Closed timvdstap closed 1 year ago
In the same way that a unit of measure (P06) shouldn't contain semantics, a parameter description (P01) shouldn't contain a unit of measure like femtogram.
@timvdstap For this parameter I would say that what is being measured or reported is the amount of organic carbon per cell and the unit of measure is femtogram. I am not clear why it is labelled as "POC" per cell though. Is this because what we have here is not a direct measurement but a derived ratio of 2 measured quantities: POC concentration and abundance of cells in a water sample? Do you have more info about the parameter?
Hi @gwemon my apologies for the late reply! I have relayed your question to the data provider, and I hope to get back to you soon with an answer. :) I think indeed the unit of measure would be femtogram (for which I believe currently no controlled vocab exists) (or perhaps femtogram per cell?) with parameter = amount of organic carbon (?) but hope to get more information regarding POC/cell.
Hi all, for the sake of discussion I wanted to share the data provider's POV:
[...] I would have said the unit is fgC/cell, not just fg. The important part is that this is not the cell abundance (cells per ml), nor is it a concentration as concentration by definition has a denominator of volume (e.g., L). It is derived, but not from the measured bulk POC and cell number. It is estimated from the calibrated magnitude of the light scatter signature as in Casey et al. 2013.
Thank you @timvdstap. I had a look at similar codes we may already have in our P01 vocabualry and I found this one: TCCFEM01 I think this is equivalent to what we have here but per cell. i.e. the units for me would definitely need to be femtograms as we cannot have semantics like "cell" or "carbon" in a unit of measure. The methodology paper is not free access unfortunately so I could not check the kind of parameters that would need to be described.

» Data:
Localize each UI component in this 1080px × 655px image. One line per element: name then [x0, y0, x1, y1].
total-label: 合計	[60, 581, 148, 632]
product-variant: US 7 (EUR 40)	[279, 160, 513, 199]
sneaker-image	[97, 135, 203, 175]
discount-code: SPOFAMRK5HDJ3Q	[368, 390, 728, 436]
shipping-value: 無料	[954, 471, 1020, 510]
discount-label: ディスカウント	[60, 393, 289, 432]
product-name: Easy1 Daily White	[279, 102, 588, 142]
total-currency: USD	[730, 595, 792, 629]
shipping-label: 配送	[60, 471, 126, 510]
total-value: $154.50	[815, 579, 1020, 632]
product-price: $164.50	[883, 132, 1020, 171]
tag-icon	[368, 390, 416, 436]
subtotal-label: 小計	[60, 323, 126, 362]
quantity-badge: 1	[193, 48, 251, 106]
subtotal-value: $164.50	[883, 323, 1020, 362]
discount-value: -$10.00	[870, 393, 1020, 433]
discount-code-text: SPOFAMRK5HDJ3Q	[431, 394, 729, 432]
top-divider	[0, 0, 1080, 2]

» Your tasks:
[1] In the vocabulary discussion, what unit does the data provider say the parameter should have?
[2] Return everything in the vocabulary discussion from "Thank you @timvdstap." down to "to be described.".
The entries aren't needed for anything here.

» Results for the exercise:
[1] fgC/cell

[2]
Thank you @timvdstap. I had a look at similar codes we may already have in our P01 vocabualry and I found this one: TCCFEM01 I think this is equivalent to what we have here but per cell. i.e. the units for me would definitely need to be femtograms as we cannot have semantics like "cell" or "carbon" in a unit of measure. The methodology paper is not free access unfortunately so I could not check the kind of parameters that would need to be described.